Repeat the records below exactly.
···
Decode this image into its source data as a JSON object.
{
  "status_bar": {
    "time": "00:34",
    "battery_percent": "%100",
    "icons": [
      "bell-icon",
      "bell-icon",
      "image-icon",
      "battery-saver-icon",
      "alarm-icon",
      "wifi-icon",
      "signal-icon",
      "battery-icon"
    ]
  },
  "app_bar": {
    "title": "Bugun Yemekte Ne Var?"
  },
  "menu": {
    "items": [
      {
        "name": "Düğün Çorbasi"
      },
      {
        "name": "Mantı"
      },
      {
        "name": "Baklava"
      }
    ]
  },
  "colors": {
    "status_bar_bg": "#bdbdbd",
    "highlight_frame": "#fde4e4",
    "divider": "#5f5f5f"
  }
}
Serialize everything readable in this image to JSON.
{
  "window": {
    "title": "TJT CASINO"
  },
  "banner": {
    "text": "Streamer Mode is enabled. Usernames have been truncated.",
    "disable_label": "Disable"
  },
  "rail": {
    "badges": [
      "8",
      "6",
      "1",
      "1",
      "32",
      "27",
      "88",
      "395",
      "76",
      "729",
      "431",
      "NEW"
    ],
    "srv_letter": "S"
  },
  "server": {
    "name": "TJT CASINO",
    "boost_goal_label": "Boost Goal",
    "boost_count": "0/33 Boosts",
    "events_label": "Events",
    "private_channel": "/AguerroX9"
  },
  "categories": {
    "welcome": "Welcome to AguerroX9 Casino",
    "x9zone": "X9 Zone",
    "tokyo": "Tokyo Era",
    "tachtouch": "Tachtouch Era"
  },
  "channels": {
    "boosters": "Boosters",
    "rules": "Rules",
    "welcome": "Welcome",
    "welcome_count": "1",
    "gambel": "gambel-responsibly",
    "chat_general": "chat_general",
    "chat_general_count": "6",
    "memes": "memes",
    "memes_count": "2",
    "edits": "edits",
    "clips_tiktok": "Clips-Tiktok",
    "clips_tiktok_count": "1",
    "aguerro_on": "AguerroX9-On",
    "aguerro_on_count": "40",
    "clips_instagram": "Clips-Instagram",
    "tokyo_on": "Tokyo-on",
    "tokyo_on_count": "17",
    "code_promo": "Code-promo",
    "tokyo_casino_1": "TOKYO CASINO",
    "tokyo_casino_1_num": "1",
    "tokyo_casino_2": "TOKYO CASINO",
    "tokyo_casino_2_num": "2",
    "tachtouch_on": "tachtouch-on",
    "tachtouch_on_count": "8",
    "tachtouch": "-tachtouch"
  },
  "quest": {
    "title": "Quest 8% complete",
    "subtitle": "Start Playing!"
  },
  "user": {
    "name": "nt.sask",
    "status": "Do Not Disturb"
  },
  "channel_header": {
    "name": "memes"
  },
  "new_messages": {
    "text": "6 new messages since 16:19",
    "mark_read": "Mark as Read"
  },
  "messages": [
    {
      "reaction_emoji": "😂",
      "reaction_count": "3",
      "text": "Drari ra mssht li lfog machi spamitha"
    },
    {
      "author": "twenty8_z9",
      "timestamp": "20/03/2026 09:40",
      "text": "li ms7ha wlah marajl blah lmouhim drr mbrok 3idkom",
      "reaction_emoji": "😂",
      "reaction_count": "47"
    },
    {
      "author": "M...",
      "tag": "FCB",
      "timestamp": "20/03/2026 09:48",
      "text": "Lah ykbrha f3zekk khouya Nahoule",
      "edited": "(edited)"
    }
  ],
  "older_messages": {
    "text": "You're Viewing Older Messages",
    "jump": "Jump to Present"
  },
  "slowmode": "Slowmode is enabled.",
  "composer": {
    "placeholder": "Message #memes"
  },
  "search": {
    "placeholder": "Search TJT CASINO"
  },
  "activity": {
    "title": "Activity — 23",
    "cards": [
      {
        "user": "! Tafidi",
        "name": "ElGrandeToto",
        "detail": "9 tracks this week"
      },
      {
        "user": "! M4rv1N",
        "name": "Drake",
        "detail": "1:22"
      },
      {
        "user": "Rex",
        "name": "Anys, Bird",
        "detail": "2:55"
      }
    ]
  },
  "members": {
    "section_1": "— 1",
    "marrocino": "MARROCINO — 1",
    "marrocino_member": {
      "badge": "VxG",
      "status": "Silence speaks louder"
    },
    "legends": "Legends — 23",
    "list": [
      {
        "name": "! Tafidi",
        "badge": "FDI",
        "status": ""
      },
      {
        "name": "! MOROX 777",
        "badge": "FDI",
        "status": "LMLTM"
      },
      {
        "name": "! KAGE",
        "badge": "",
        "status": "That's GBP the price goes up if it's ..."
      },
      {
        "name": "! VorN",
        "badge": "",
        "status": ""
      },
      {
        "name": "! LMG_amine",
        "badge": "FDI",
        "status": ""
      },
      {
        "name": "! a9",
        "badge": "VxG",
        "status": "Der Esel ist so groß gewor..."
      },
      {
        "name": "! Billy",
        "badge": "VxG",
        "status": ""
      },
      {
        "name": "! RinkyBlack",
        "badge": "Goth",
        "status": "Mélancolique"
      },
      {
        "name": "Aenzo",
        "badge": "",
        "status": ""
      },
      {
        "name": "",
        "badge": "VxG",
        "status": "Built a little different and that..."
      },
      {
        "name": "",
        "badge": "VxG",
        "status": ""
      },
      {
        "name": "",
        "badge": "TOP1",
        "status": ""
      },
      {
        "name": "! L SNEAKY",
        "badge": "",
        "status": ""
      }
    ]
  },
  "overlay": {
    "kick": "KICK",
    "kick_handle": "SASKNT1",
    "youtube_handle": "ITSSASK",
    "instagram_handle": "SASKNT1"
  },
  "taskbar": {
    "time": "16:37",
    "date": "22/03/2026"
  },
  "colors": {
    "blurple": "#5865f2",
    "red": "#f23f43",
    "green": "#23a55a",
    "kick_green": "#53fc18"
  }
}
···
» RESPONSE TO THIS TASK
Decode this image into its source data as a JSON object.
{
  "status_bar": {
    "time": "00:34",
    "battery_percent": "%100",
    "icons": [
      "bell-icon",
      "bell-icon",
      "image-icon",
      "battery-saver-icon",
      "alarm-icon",
      "wifi-icon",
      "signal-icon",
      "battery-icon"
    ]
  },
  "app_bar": {
    "title": "Bugun Yemekte Ne Var?"
  },
  "menu": {
    "items": [
      {
        "name": "Düğün Çorbasi"
      },
      {
        "name": "Mantı"
      },
      {
        "name": "Baklava"
      }
    ]
  },
  "colors": {
    "status_bar_bg": "#bdbdbd",
    "highlight_frame": "#fde4e4",
    "divider": "#5f5f5f"
  }
}
Serialize everything readable in this image to JSON.
{
  "window": {
    "title": "TJT CASINO"
  },
  "banner": {
    "text": "Streamer Mode is enabled. Usernames have been truncated.",
    "disable_label": "Disable"
  },
  "rail": {
    "badges": [
      "8",
      "6",
      "1",
      "1",
      "32",
      "27",
      "88",
      "395",
      "76",
      "729",
      "431",
      "NEW"
    ],
    "srv_letter": "S"
  },
  "server": {
    "name": "TJT CASINO",
    "boost_goal_label": "Boost Goal",
    "boost_count": "0/33 Boosts",
    "events_label": "Events",
    "private_channel": "/AguerroX9"
  },
  "categories": {
    "welcome": "Welcome to AguerroX9 Casino",
    "x9zone": "X9 Zone",
    "tokyo": "Tokyo Era",
    "tachtouch": "Tachtouch Era"
  },
  "channels": {
    "boosters": "Boosters",
    "rules": "Rules",
    "welcome": "Welcome",
    "welcome_count": "1",
    "gambel": "gambel-responsibly",
    "chat_general": "chat_general",
    "chat_general_count": "6",
    "memes": "memes",
    "memes_count": "2",
    "edits": "edits",
    "clips_tiktok": "Clips-Tiktok",
    "clips_tiktok_count": "1",
    "aguerro_on": "AguerroX9-On",
    "aguerro_on_count": "40",
    "clips_instagram": "Clips-Instagram",
    "tokyo_on": "Tokyo-on",
    "tokyo_on_count": "17",
    "code_promo": "Code-promo",
    "tokyo_casino_1": "TOKYO CASINO",
    "tokyo_casino_1_num": "1",
    "tokyo_casino_2": "TOKYO CASINO",
    "tokyo_casino_2_num": "2",
    "tachtouch_on": "tachtouch-on",
    "tachtouch_on_count": "8",
    "tachtouch": "-tachtouch"
  },
  "quest": {
    "title": "Quest 8% complete",
    "subtitle": "Start Playing!"
  },
  "user": {
    "name": "nt.sask",
    "status": "Do Not Disturb"
  },
  "channel_header": {
    "name": "memes"
  },
  "new_messages": {
    "text": "6 new messages since 16:19",
    "mark_read": "Mark as Read"
  },
  "messages": [
    {
      "reaction_emoji": "😂",
      "reaction_count": "3",
      "text": "Drari ra mssht li lfog machi spamitha"
    },
    {
      "author": "twenty8_z9",
      "timestamp": "20/03/2026 09:40",
      "text": "li ms7ha wlah marajl blah lmouhim drr mbrok 3idkom",
      "reaction_emoji": "😂",
      "reaction_count": "47"
    },
    {
      "author": "M...",
      "tag": "FCB",
      "timestamp": "20/03/2026 09:48",
      "text": "Lah ykbrha f3zekk khouya Nahoule",
      "edited": "(edited)"
    }
  ],
  "older_messages": {
    "text": "You're Viewing Older Messages",
    "jump": "Jump to Present"
  },
  "slowmode": "Slowmode is enabled.",
  "composer": {
    "placeholder": "Message #memes"
  },
  "search": {
    "placeholder": "Search TJT CASINO"
  },
  "activity": {
    "title": "Activity — 23",
    "cards": [
      {
        "user": "! Tafidi",
        "name": "ElGrandeToto",
        "detail": "9 tracks this week"
      },
      {
        "user": "! M4rv1N",
        "name": "Drake",
        "detail": "1:22"
      },
      {
        "user": "Rex",
        "name": "Anys, Bird",
        "detail": "2:55"
      }
    ]
  },
  "members": {
    "section_1": "— 1",
    "marrocino": "MARROCINO — 1",
    "marrocino_member": {
      "badge": "VxG",
      "status": "Silence speaks louder"
    },
    "legends": "Legends — 23",
    "list": [
      {
        "name": "! Tafidi",
        "badge": "FDI",
        "status": ""
      },
      {
        "name": "! MOROX 777",
        "badge": "FDI",
        "status": "LMLTM"
      },
      {
        "name": "! KAGE",
        "badge": "",
        "status": "That's GBP the price goes up if it's ..."
      },
      {
        "name": "! VorN",
        "badge": "",
        "status": ""
      },
      {
        "name": "! LMG_amine",
        "badge": "FDI",
        "status": ""
      },
      {
        "name": "! a9",
        "badge": "VxG",
        "status": "Der Esel ist so groß gewor..."
      },
      {
        "name": "! Billy",
        "badge": "VxG",
        "status": ""
      },
      {
        "name": "! RinkyBlack",
        "badge": "Goth",
        "status": "Mélancolique"
      },
      {
        "name": "Aenzo",
        "badge": "",
        "status": ""
      },
      {
        "name": "",
        "badge": "VxG",
        "status": "Built a little different and that..."
      },
      {
        "name": "",
        "badge": "VxG",
        "status": ""
      },
      {
        "name": "",
        "badge": "TOP1",
        "status": ""
      },
      {
        "name": "! L SNEAKY",
        "badge": "",
        "status": ""
      }
    ]
  },
  "overlay": {
    "kick": "KICK",
    "kick_handle": "SASKNT1",
    "youtube_handle": "ITSSASK",
    "instagram_handle": "SASKNT1"
  },
  "taskbar": {
    "time": "16:37",
    "date": "22/03/2026"
  },
  "colors": {
    "blurple": "#5865f2",
    "red": "#f23f43",
    "green": "#23a55a",
    "kick_green": "#53fc18"
  }
}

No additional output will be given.